**DIRECTIONS FOR THIS TASK**
Output the material beneath this task exactly, images excluded.

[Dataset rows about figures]
####
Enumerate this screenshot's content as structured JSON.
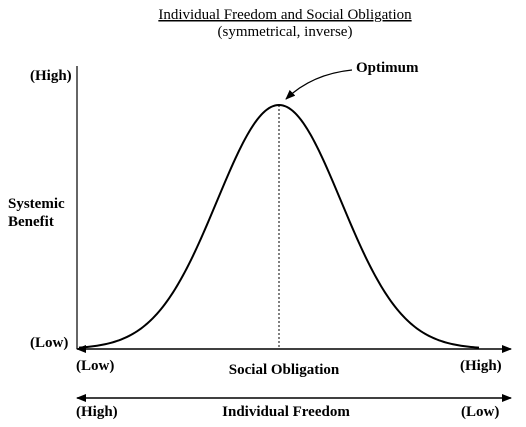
{
  "title": "Individual Freedom and Social Obligation",
  "subtitle": "(symmetrical, inverse)",
  "optimum_label": "Optimum",
  "y_axis": {
    "label_line1": "Systemic",
    "label_line2": "Benefit",
    "high": "(High)",
    "low": "(Low)"
  },
  "x_axis_obligation": {
    "label": "Social Obligation",
    "left": "(Low)",
    "right": "(High)"
  },
  "x_axis_freedom": {
    "label": "Individual Freedom",
    "left": "(High)",
    "right": "(Low)"
  },
  "chart_data": {
    "type": "line",
    "shape": "bell curve",
    "peak_position": "center",
    "peak_marker": "dotted vertical line"
  }
}
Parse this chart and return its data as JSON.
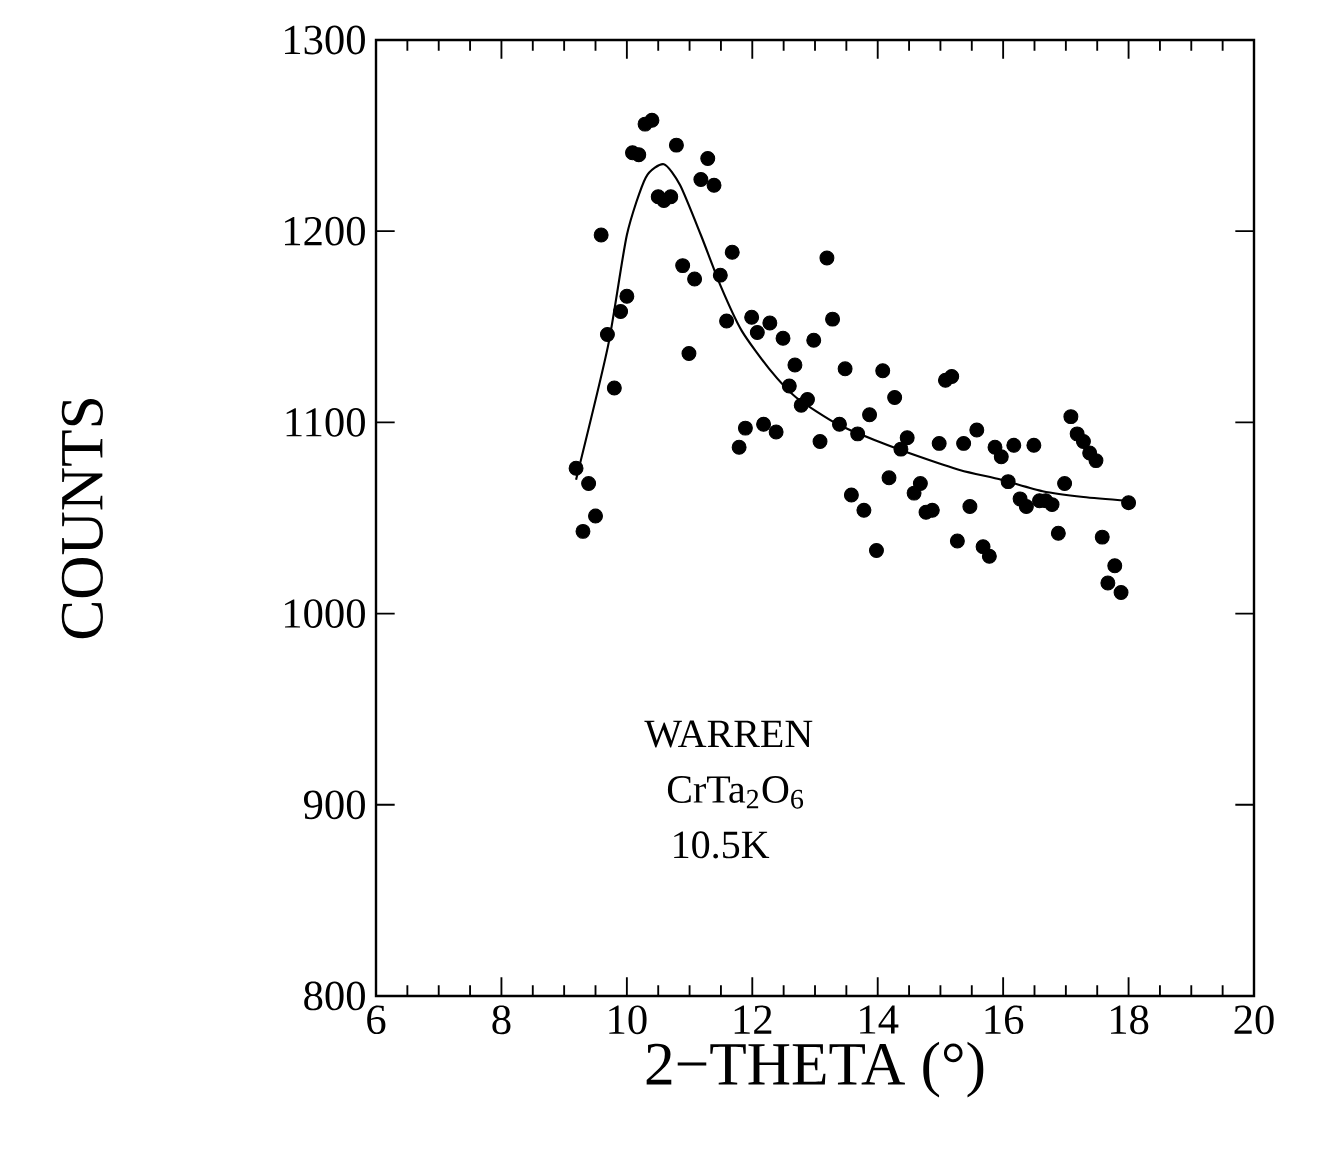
{
  "chart_data": {
    "type": "scatter",
    "xlabel": "2−THETA (°)",
    "ylabel": "COUNTS",
    "xlim": [
      6,
      20
    ],
    "ylim": [
      800,
      1300
    ],
    "xticks": [
      6,
      8,
      10,
      12,
      14,
      16,
      18,
      20
    ],
    "yticks": [
      800,
      900,
      1000,
      1100,
      1200,
      1300
    ],
    "marker": "circle",
    "annotations": [
      "WARREN",
      "CrTa$_{2}$O$_{6}$",
      "10.5K"
    ],
    "series": [
      {
        "color": "#000000",
        "x": [
          9.19,
          9.3,
          9.39,
          9.5,
          9.59,
          9.69,
          9.8,
          9.9,
          10.0,
          10.09,
          10.19,
          10.29,
          10.4,
          10.5,
          10.59,
          10.7,
          10.79,
          10.89,
          10.99,
          11.08,
          11.18,
          11.29,
          11.39,
          11.49,
          11.59,
          11.68,
          11.79,
          11.89,
          11.99,
          12.08,
          12.18,
          12.28,
          12.38,
          12.49,
          12.59,
          12.68,
          12.78,
          12.88,
          12.98,
          13.08,
          13.19,
          13.28,
          13.39,
          13.48,
          13.58,
          13.68,
          13.78,
          13.87,
          13.98,
          14.08,
          14.18,
          14.27,
          14.37,
          14.47,
          14.58,
          14.68,
          14.77,
          14.87,
          14.98,
          15.08,
          15.18,
          15.27,
          15.37,
          15.47,
          15.58,
          15.68,
          15.78,
          15.87,
          15.97,
          16.08,
          16.17,
          16.27,
          16.37,
          16.49,
          16.58,
          16.68,
          16.78,
          16.88,
          16.98,
          17.08,
          17.18,
          17.28,
          17.38,
          17.48,
          17.58,
          17.67,
          17.78,
          17.88,
          18.0
        ],
        "values": [
          1076,
          1043,
          1068,
          1051,
          1198,
          1146,
          1118,
          1158,
          1166,
          1241,
          1240,
          1256,
          1258,
          1218,
          1216,
          1218,
          1245,
          1182,
          1136,
          1175,
          1227,
          1238,
          1224,
          1177,
          1153,
          1189,
          1087,
          1097,
          1155,
          1147,
          1099,
          1152,
          1095,
          1144,
          1119,
          1130,
          1109,
          1112,
          1143,
          1090,
          1186,
          1154,
          1099,
          1128,
          1062,
          1094,
          1054,
          1104,
          1033,
          1127,
          1071,
          1113,
          1086,
          1092,
          1063,
          1068,
          1053,
          1054,
          1089,
          1122,
          1124,
          1038,
          1089,
          1056,
          1096,
          1035,
          1030,
          1087,
          1082,
          1069,
          1088,
          1060,
          1056,
          1088,
          1059,
          1059,
          1057,
          1042,
          1068,
          1103,
          1094,
          1090,
          1084,
          1080,
          1040,
          1016,
          1025,
          1011,
          1058
        ]
      },
      {
        "type": "line",
        "color": "#000000",
        "marker": "none",
        "line_style": "solid",
        "x": [
          9.19,
          9.7,
          10.0,
          10.3,
          10.59,
          10.85,
          11.18,
          11.5,
          11.83,
          12.27,
          12.7,
          13.36,
          14.01,
          14.67,
          15.32,
          15.97,
          16.63,
          17.28,
          18.0
        ],
        "values": [
          1070,
          1140,
          1198,
          1228,
          1235,
          1224,
          1198,
          1171,
          1148,
          1128,
          1113,
          1099,
          1090,
          1082,
          1075,
          1070,
          1064,
          1061,
          1059
        ]
      }
    ]
  }
}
####
**FINAL RESULT**
Enumerate this screenshot's content as structured JSON.
{
  "title": "Individual Freedom and Social Obligation",
  "subtitle": "(symmetrical, inverse)",
  "optimum_label": "Optimum",
  "y_axis": {
    "label_line1": "Systemic",
    "label_line2": "Benefit",
    "high": "(High)",
    "low": "(Low)"
  },
  "x_axis_obligation": {
    "label": "Social Obligation",
    "left": "(Low)",
    "right": "(High)"
  },
  "x_axis_freedom": {
    "label": "Individual Freedom",
    "left": "(High)",
    "right": "(Low)"
  },
  "chart_data": {
    "type": "line",
    "shape": "bell curve",
    "peak_position": "center",
    "peak_marker": "dotted vertical line"
  }
}
Parse this chart and return its data as JSON.
{
  "chart_data": {
    "type": "scatter",
    "xlabel": "2−THETA (°)",
    "ylabel": "COUNTS",
    "xlim": [
      6,
      20
    ],
    "ylim": [
      800,
      1300
    ],
    "xticks": [
      6,
      8,
      10,
      12,
      14,
      16,
      18,
      20
    ],
    "yticks": [
      800,
      900,
      1000,
      1100,
      1200,
      1300
    ],
    "marker": "circle",
    "annotations": [
      "WARREN",
      "CrTa$_{2}$O$_{6}$",
      "10.5K"
    ],
    "series": [
      {
        "color": "#000000",
        "x": [
          9.19,
          9.3,
          9.39,
          9.5,
          9.59,
          9.69,
          9.8,
          9.9,
          10.0,
          10.09,
          10.19,
          10.29,
          10.4,
          10.5,
          10.59,
          10.7,
          10.79,
          10.89,
          10.99,
          11.08,
          11.18,
          11.29,
          11.39,
          11.49,
          11.59,
          11.68,
          11.79,
          11.89,
          11.99,
          12.08,
          12.18,
          12.28,
          12.38,
          12.49,
          12.59,
          12.68,
          12.78,
          12.88,
          12.98,
          13.08,
          13.19,
          13.28,
          13.39,
          13.48,
          13.58,
          13.68,
          13.78,
          13.87,
          13.98,
          14.08,
          14.18,
          14.27,
          14.37,
          14.47,
          14.58,
          14.68,
          14.77,
          14.87,
          14.98,
          15.08,
          15.18,
          15.27,
          15.37,
          15.47,
          15.58,
          15.68,
          15.78,
          15.87,
          15.97,
          16.08,
          16.17,
          16.27,
          16.37,
          16.49,
          16.58,
          16.68,
          16.78,
          16.88,
          16.98,
          17.08,
          17.18,
          17.28,
          17.38,
          17.48,
          17.58,
          17.67,
          17.78,
          17.88,
          18.0
        ],
        "values": [
          1076,
          1043,
          1068,
          1051,
          1198,
          1146,
          1118,
          1158,
          1166,
          1241,
          1240,
          1256,
          1258,
          1218,
          1216,
          1218,
          1245,
          1182,
          1136,
          1175,
          1227,
          1238,
          1224,
          1177,
          1153,
          1189,
          1087,
          1097,
          1155,
          1147,
          1099,
          1152,
          1095,
          1144,
          1119,
          1130,
          1109,
          1112,
          1143,
          1090,
          1186,
          1154,
          1099,
          1128,
          1062,
          1094,
          1054,
          1104,
          1033,
          1127,
          1071,
          1113,
          1086,
          1092,
          1063,
          1068,
          1053,
          1054,
          1089,
          1122,
          1124,
          1038,
          1089,
          1056,
          1096,
          1035,
          1030,
          1087,
          1082,
          1069,
          1088,
          1060,
          1056,
          1088,
          1059,
          1059,
          1057,
          1042,
          1068,
          1103,
          1094,
          1090,
          1084,
          1080,
          1040,
          1016,
          1025,
          1011,
          1058
        ]
      },
      {
        "type": "line",
        "color": "#000000",
        "marker": "none",
        "line_style": "solid",
        "x": [
          9.19,
          9.7,
          10.0,
          10.3,
          10.59,
          10.85,
          11.18,
          11.5,
          11.83,
          12.27,
          12.7,
          13.36,
          14.01,
          14.67,
          15.32,
          15.97,
          16.63,
          17.28,
          18.0
        ],
        "values": [
          1070,
          1140,
          1198,
          1228,
          1235,
          1224,
          1198,
          1171,
          1148,
          1128,
          1113,
          1099,
          1090,
          1082,
          1075,
          1070,
          1064,
          1061,
          1059
        ]
      }
    ]
  }
}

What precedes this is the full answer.